* BEGIN *
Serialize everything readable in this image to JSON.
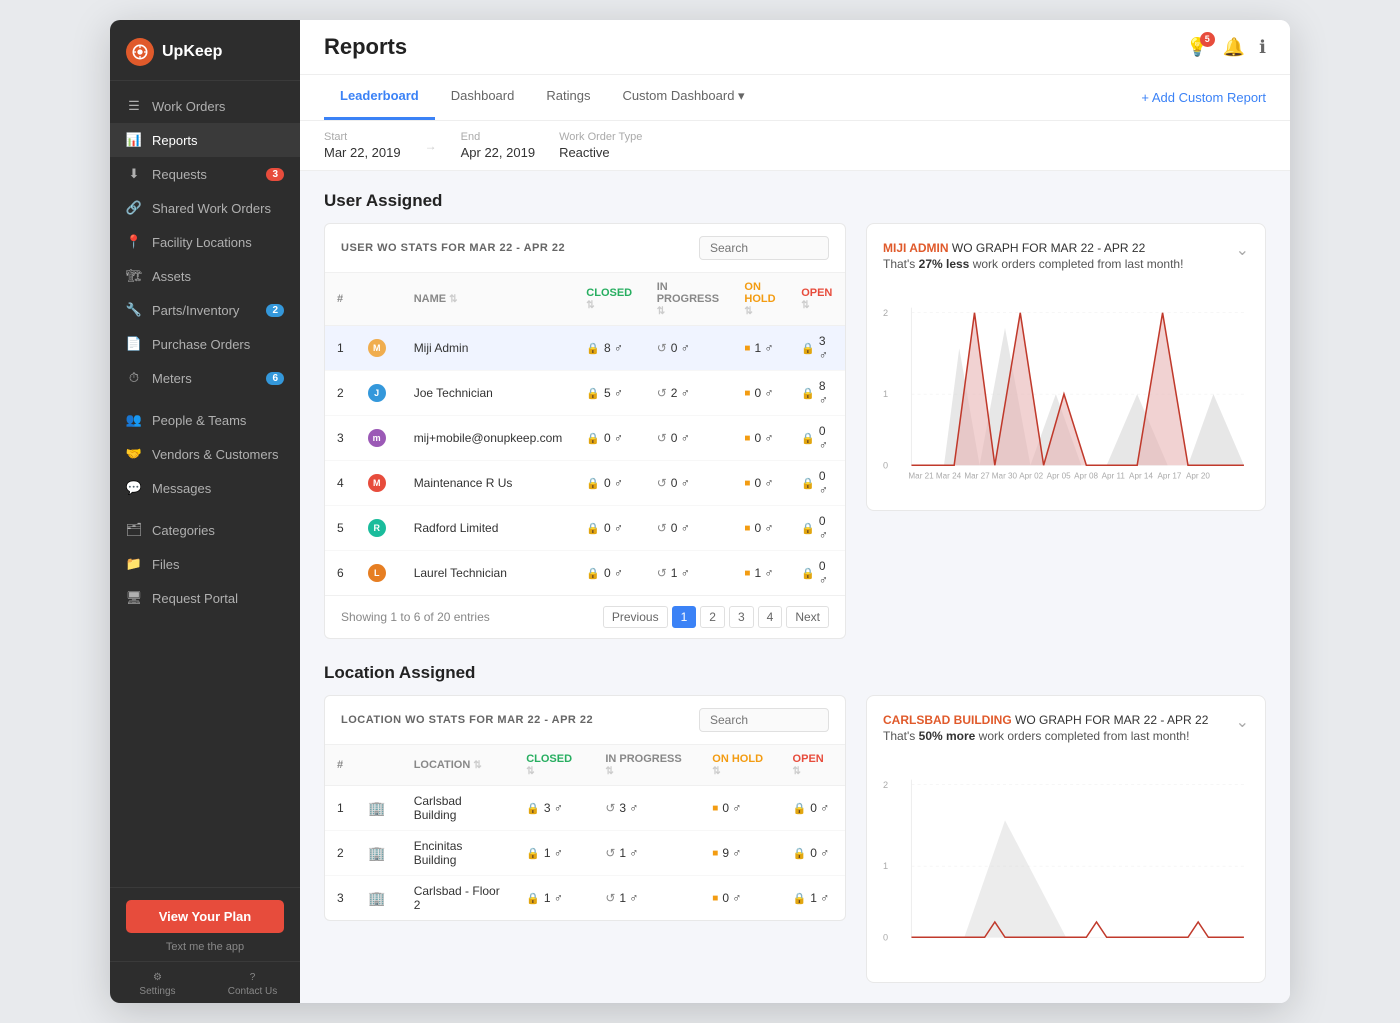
{
  "app": {
    "logo_text": "UpKeep",
    "logo_icon": "U"
  },
  "sidebar": {
    "items": [
      {
        "id": "work-orders",
        "label": "Work Orders",
        "icon": "📋",
        "badge": null
      },
      {
        "id": "reports",
        "label": "Reports",
        "icon": "📊",
        "badge": null,
        "active": true
      },
      {
        "id": "requests",
        "label": "Requests",
        "icon": "📥",
        "badge": "3",
        "badge_color": "red"
      },
      {
        "id": "shared-work-orders",
        "label": "Shared Work Orders",
        "icon": "🔗",
        "badge": null
      },
      {
        "id": "facility-locations",
        "label": "Facility Locations",
        "icon": "📍",
        "badge": null
      },
      {
        "id": "assets",
        "label": "Assets",
        "icon": "🏗️",
        "badge": null
      },
      {
        "id": "parts-inventory",
        "label": "Parts/Inventory",
        "icon": "🔧",
        "badge": "2",
        "badge_color": "blue"
      },
      {
        "id": "purchase-orders",
        "label": "Purchase Orders",
        "icon": "📄",
        "badge": null
      },
      {
        "id": "meters",
        "label": "Meters",
        "icon": "⏱️",
        "badge": "6",
        "badge_color": "blue"
      },
      {
        "id": "people-teams",
        "label": "People & Teams",
        "icon": "👥",
        "badge": null
      },
      {
        "id": "vendors-customers",
        "label": "Vendors & Customers",
        "icon": "🤝",
        "badge": null
      },
      {
        "id": "messages",
        "label": "Messages",
        "icon": "💬",
        "badge": null
      },
      {
        "id": "categories",
        "label": "Categories",
        "icon": "🗂️",
        "badge": null
      },
      {
        "id": "files",
        "label": "Files",
        "icon": "📁",
        "badge": null
      },
      {
        "id": "request-portal",
        "label": "Request Portal",
        "icon": "🖥️",
        "badge": null
      }
    ],
    "view_plan_label": "View Your Plan",
    "text_me_app": "Text me the app",
    "settings_label": "Settings",
    "contact_us_label": "Contact Us"
  },
  "header": {
    "title": "Reports",
    "notification_count": "5"
  },
  "tabs": [
    {
      "id": "leaderboard",
      "label": "Leaderboard",
      "active": true
    },
    {
      "id": "dashboard",
      "label": "Dashboard",
      "active": false
    },
    {
      "id": "ratings",
      "label": "Ratings",
      "active": false
    },
    {
      "id": "custom-dashboard",
      "label": "Custom Dashboard ▾",
      "active": false
    }
  ],
  "add_custom_report_label": "+ Add Custom Report",
  "filters": {
    "start_label": "Start",
    "start_value": "Mar 22, 2019",
    "end_label": "End",
    "end_value": "Apr 22, 2019",
    "work_order_type_label": "Work Order Type",
    "work_order_type_value": "Reactive"
  },
  "user_assigned": {
    "section_title": "User Assigned",
    "table_title": "USER WO STATS FOR MAR 22 - APR 22",
    "search_placeholder": "Search",
    "columns": [
      "#",
      "",
      "NAME",
      "CLOSED",
      "IN PROGRESS",
      "ON HOLD",
      "OPEN"
    ],
    "rows": [
      {
        "rank": 1,
        "name": "Miji Admin",
        "avatar": "M",
        "closed": "8",
        "in_progress": "0",
        "on_hold": "1",
        "open": "3",
        "highlighted": true
      },
      {
        "rank": 2,
        "name": "Joe Technician",
        "avatar": "J",
        "closed": "5",
        "in_progress": "2",
        "on_hold": "0",
        "open": "8",
        "highlighted": false
      },
      {
        "rank": 3,
        "name": "mij+mobile@onupkeep.com",
        "avatar": "m",
        "closed": "0",
        "in_progress": "0",
        "on_hold": "0",
        "open": "0",
        "highlighted": false
      },
      {
        "rank": 4,
        "name": "Maintenance R Us",
        "avatar": "M",
        "closed": "0",
        "in_progress": "0",
        "on_hold": "0",
        "open": "0",
        "highlighted": false
      },
      {
        "rank": 5,
        "name": "Radford Limited",
        "avatar": "R",
        "closed": "0",
        "in_progress": "0",
        "on_hold": "0",
        "open": "0",
        "highlighted": false
      },
      {
        "rank": 6,
        "name": "Laurel Technician",
        "avatar": "L",
        "closed": "0",
        "in_progress": "1",
        "on_hold": "1",
        "open": "0",
        "highlighted": false
      }
    ],
    "pagination": {
      "showing": "Showing 1 to 6 of 20 entries",
      "pages": [
        "Previous",
        "1",
        "2",
        "3",
        "4",
        "Next"
      ]
    }
  },
  "user_chart": {
    "title_strong": "MIJI ADMIN",
    "title_rest": " WO GRAPH FOR MAR 22 - APR 22",
    "subtitle": "That's ",
    "subtitle_strong": "27% less",
    "subtitle_rest": " work orders completed from last month!",
    "y_max": "2",
    "y_mid": "1",
    "y_min": "0",
    "x_labels": [
      "Mar 21",
      "Mar 24",
      "Mar 27",
      "Mar 30",
      "Apr 02",
      "Apr 05",
      "Apr 08",
      "Apr 11",
      "Apr 14",
      "Apr 17",
      "Apr 20"
    ]
  },
  "location_assigned": {
    "section_title": "Location Assigned",
    "table_title": "LOCATION WO STATS FOR MAR 22 - APR 22",
    "search_placeholder": "Search",
    "columns": [
      "#",
      "",
      "LOCATION",
      "CLOSED",
      "IN PROGRESS",
      "ON HOLD",
      "OPEN"
    ],
    "rows": [
      {
        "rank": 1,
        "name": "Carlsbad Building",
        "closed": "3",
        "in_progress": "3",
        "on_hold": "0",
        "open": "0"
      },
      {
        "rank": 2,
        "name": "Encinitas Building",
        "closed": "1",
        "in_progress": "1",
        "on_hold": "9",
        "open": "0"
      },
      {
        "rank": 3,
        "name": "Carlsbad - Floor 2",
        "closed": "1",
        "in_progress": "1",
        "on_hold": "0",
        "open": "1"
      }
    ]
  },
  "location_chart": {
    "title_strong": "CARLSBAD BUILDING",
    "title_rest": " WO GRAPH FOR MAR 22 - APR 22",
    "subtitle": "That's ",
    "subtitle_strong": "50% more",
    "subtitle_rest": " work orders completed from last month!",
    "y_max": "2",
    "y_mid": "1",
    "y_min": "0"
  }
}
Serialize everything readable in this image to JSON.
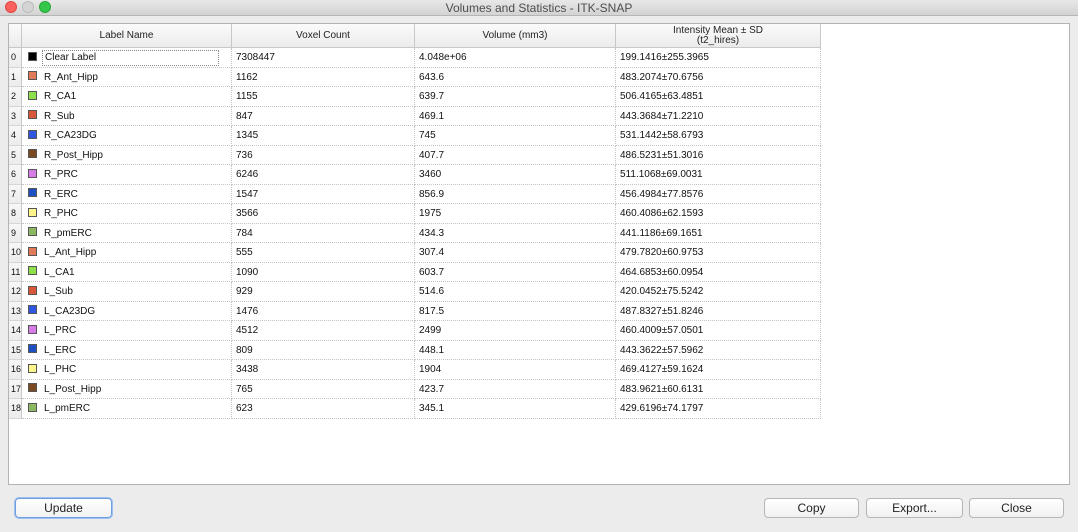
{
  "window": {
    "title": "Volumes and Statistics - ITK-SNAP"
  },
  "table": {
    "headers": {
      "label_name": "Label Name",
      "voxel_count": "Voxel Count",
      "volume": "Volume (mm3)",
      "intensity_line1": "Intensity Mean ± SD",
      "intensity_line2": "(t2_hires)"
    },
    "rows": [
      {
        "index": "0",
        "color": "#000000",
        "name": "Clear Label",
        "voxels": "7308447",
        "volume": "4.048e+06",
        "intensity": "199.1416±255.3965"
      },
      {
        "index": "1",
        "color": "#e07a5a",
        "name": "R_Ant_Hipp",
        "voxels": "1162",
        "volume": "643.6",
        "intensity": "483.2074±70.6756"
      },
      {
        "index": "2",
        "color": "#8ee04a",
        "name": "R_CA1",
        "voxels": "1155",
        "volume": "639.7",
        "intensity": "506.4165±63.4851"
      },
      {
        "index": "3",
        "color": "#d9583a",
        "name": "R_Sub",
        "voxels": "847",
        "volume": "469.1",
        "intensity": "443.3684±71.2210"
      },
      {
        "index": "4",
        "color": "#2f57e0",
        "name": "R_CA23DG",
        "voxels": "1345",
        "volume": "745",
        "intensity": "531.1442±58.6793"
      },
      {
        "index": "5",
        "color": "#7a4a22",
        "name": "R_Post_Hipp",
        "voxels": "736",
        "volume": "407.7",
        "intensity": "486.5231±51.3016"
      },
      {
        "index": "6",
        "color": "#d77be6",
        "name": "R_PRC",
        "voxels": "6246",
        "volume": "3460",
        "intensity": "511.1068±69.0031"
      },
      {
        "index": "7",
        "color": "#1f4fc0",
        "name": "R_ERC",
        "voxels": "1547",
        "volume": "856.9",
        "intensity": "456.4984±77.8576"
      },
      {
        "index": "8",
        "color": "#fbf58a",
        "name": "R_PHC",
        "voxels": "3566",
        "volume": "1975",
        "intensity": "460.4086±62.1593"
      },
      {
        "index": "9",
        "color": "#8cb862",
        "name": "R_pmERC",
        "voxels": "784",
        "volume": "434.3",
        "intensity": "441.1186±69.1651"
      },
      {
        "index": "10",
        "color": "#e07a5a",
        "name": "L_Ant_Hipp",
        "voxels": "555",
        "volume": "307.4",
        "intensity": "479.7820±60.9753"
      },
      {
        "index": "11",
        "color": "#8ee04a",
        "name": "L_CA1",
        "voxels": "1090",
        "volume": "603.7",
        "intensity": "464.6853±60.0954"
      },
      {
        "index": "12",
        "color": "#d9583a",
        "name": "L_Sub",
        "voxels": "929",
        "volume": "514.6",
        "intensity": "420.0452±75.5242"
      },
      {
        "index": "13",
        "color": "#2f57e0",
        "name": "L_CA23DG",
        "voxels": "1476",
        "volume": "817.5",
        "intensity": "487.8327±51.8246"
      },
      {
        "index": "14",
        "color": "#d77be6",
        "name": "L_PRC",
        "voxels": "4512",
        "volume": "2499",
        "intensity": "460.4009±57.0501"
      },
      {
        "index": "15",
        "color": "#1f4fc0",
        "name": "L_ERC",
        "voxels": "809",
        "volume": "448.1",
        "intensity": "443.3622±57.5962"
      },
      {
        "index": "16",
        "color": "#fbf58a",
        "name": "L_PHC",
        "voxels": "3438",
        "volume": "1904",
        "intensity": "469.4127±59.1624"
      },
      {
        "index": "17",
        "color": "#7a4a22",
        "name": "L_Post_Hipp",
        "voxels": "765",
        "volume": "423.7",
        "intensity": "483.9621±60.6131"
      },
      {
        "index": "18",
        "color": "#8cb862",
        "name": "L_pmERC",
        "voxels": "623",
        "volume": "345.1",
        "intensity": "429.6196±74.1797"
      }
    ]
  },
  "buttons": {
    "update": "Update",
    "copy": "Copy",
    "export": "Export...",
    "close": "Close"
  }
}
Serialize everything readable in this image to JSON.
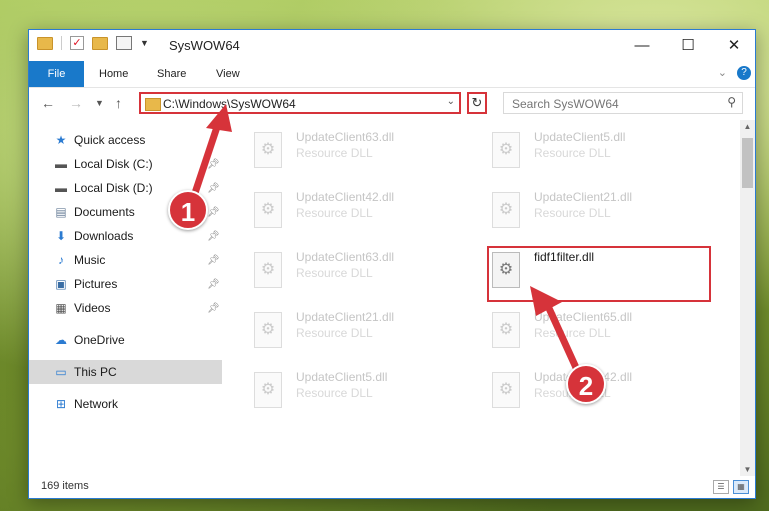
* END *
[Aim of the exercise]:
Pick out each line containing "STATS" and report it.

[The answer]:
    "table_title": "USER WO STATS FOR MAR 22 - APR 22",
    "table_title": "LOCATION WO STATS FOR MAR 22 - APR 22",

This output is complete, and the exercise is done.